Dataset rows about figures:
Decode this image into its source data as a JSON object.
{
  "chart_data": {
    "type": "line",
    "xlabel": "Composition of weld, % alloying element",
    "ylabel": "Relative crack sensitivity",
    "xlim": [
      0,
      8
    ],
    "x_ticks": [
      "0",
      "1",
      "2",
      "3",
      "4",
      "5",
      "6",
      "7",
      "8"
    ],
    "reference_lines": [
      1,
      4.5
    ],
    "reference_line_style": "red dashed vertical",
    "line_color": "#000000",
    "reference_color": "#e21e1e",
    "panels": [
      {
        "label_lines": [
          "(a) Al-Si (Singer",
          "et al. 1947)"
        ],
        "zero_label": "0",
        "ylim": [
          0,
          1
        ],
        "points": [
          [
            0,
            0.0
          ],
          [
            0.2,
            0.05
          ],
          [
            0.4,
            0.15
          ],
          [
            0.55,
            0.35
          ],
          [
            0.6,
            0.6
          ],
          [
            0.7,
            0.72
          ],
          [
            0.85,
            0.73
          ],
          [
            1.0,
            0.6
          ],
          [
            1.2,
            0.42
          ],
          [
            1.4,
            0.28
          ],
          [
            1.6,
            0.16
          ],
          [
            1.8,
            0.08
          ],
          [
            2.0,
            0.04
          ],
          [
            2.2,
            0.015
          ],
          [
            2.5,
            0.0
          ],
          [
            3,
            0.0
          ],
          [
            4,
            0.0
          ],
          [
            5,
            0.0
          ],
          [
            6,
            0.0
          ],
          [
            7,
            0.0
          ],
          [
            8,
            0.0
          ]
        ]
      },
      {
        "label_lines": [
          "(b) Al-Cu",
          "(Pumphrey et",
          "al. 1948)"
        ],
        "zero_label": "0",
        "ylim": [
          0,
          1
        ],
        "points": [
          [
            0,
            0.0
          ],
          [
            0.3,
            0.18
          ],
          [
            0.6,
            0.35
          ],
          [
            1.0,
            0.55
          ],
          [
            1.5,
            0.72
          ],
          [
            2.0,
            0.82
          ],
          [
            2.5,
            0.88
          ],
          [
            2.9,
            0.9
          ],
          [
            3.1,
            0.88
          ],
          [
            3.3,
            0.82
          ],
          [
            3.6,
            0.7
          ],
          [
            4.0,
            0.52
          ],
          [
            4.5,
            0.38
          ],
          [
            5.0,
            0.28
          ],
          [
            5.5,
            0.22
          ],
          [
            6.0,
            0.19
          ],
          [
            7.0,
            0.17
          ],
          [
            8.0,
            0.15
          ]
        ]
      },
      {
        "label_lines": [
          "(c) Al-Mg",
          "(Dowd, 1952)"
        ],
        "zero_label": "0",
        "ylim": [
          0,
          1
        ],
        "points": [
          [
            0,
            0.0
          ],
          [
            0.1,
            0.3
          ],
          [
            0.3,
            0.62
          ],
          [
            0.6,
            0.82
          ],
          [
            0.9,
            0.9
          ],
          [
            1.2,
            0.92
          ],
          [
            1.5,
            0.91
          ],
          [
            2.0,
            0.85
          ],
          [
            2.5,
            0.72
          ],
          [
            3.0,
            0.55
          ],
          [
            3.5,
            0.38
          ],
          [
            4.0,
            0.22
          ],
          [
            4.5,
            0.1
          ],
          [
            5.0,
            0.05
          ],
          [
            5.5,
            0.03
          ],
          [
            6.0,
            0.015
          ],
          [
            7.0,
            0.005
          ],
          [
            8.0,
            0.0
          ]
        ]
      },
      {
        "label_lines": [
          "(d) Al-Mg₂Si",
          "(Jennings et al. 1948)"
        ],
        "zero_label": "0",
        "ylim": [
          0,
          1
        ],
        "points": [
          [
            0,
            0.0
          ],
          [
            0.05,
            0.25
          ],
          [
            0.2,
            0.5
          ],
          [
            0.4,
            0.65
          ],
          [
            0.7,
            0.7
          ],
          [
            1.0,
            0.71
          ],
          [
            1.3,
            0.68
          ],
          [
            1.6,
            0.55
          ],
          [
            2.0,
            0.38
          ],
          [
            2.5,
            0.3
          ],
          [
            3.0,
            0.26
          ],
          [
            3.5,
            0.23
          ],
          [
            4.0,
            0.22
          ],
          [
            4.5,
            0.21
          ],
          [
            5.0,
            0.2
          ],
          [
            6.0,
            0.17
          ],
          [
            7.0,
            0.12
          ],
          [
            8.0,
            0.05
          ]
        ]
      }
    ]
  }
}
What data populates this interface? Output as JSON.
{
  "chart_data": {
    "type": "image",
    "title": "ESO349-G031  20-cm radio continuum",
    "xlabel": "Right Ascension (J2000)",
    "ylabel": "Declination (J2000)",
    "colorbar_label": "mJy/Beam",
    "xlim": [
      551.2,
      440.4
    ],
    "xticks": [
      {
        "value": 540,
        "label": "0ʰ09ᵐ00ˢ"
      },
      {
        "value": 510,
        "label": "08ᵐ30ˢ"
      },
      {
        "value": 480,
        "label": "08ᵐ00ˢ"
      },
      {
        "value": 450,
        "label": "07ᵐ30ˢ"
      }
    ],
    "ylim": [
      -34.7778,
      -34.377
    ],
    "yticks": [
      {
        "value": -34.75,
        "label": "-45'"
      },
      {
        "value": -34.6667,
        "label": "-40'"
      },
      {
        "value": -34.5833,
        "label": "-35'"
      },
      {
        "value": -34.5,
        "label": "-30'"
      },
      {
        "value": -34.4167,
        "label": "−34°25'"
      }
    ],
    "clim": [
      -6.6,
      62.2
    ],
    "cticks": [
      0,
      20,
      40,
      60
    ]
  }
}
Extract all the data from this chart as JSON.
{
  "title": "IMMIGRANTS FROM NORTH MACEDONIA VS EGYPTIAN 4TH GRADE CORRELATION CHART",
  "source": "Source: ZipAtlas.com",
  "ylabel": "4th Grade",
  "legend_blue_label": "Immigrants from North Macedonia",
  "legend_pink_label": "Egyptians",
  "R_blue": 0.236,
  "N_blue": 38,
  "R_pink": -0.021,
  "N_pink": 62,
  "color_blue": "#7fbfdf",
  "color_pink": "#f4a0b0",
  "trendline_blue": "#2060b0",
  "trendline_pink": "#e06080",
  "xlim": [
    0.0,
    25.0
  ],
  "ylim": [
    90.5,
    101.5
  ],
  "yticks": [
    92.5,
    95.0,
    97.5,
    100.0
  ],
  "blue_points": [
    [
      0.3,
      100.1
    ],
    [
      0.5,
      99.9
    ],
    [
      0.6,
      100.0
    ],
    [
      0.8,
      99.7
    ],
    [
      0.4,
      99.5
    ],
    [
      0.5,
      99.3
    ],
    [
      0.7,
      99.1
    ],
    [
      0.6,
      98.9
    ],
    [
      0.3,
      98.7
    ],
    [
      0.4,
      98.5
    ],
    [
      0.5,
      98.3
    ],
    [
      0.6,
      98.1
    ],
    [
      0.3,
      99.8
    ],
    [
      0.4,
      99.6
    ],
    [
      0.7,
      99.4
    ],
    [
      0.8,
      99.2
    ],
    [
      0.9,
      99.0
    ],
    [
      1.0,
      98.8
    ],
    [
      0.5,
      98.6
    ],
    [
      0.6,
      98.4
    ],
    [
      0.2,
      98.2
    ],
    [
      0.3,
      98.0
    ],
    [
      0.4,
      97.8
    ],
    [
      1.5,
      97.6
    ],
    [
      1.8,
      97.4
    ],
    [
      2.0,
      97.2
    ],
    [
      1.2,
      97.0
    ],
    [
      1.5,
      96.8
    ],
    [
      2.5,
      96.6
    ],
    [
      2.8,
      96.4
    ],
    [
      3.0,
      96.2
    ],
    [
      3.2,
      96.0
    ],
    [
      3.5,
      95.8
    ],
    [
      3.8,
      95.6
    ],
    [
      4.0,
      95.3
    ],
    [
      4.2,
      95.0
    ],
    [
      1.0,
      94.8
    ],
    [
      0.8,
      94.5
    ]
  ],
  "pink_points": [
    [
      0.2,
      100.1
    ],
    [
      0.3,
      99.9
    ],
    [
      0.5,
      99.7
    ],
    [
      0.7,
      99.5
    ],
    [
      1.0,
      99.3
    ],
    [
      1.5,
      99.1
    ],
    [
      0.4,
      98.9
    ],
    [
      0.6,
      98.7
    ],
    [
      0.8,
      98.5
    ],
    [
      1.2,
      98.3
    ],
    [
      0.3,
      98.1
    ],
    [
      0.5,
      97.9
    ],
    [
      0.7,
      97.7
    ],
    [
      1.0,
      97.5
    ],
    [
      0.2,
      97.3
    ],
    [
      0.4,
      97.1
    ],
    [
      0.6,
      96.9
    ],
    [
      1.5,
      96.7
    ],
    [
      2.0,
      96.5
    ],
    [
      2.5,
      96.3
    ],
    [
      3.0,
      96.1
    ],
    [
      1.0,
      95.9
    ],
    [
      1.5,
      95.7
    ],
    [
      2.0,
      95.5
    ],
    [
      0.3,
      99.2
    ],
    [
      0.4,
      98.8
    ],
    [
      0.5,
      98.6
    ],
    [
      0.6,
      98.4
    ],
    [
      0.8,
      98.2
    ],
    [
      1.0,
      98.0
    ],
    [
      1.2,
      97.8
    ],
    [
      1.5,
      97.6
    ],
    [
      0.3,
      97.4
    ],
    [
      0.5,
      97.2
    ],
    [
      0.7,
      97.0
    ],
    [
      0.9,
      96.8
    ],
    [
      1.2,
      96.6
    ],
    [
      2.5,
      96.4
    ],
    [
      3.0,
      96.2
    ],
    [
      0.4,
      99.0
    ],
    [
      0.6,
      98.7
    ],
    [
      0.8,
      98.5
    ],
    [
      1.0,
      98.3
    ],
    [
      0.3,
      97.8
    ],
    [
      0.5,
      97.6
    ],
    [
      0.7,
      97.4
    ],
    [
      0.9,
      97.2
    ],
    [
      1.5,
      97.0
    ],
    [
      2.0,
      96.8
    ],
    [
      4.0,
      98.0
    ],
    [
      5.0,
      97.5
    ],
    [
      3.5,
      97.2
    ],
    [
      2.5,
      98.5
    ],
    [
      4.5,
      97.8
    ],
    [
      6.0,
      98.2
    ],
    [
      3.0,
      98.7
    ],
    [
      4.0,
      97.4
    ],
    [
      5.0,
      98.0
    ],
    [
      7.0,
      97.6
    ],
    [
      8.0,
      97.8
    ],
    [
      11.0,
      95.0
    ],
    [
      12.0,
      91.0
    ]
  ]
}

GIVEN TASK:
From the material given, work out how many lines hold the string "source"; state that number and nothing further.

SOLUTION TO THE EXERCISE:
2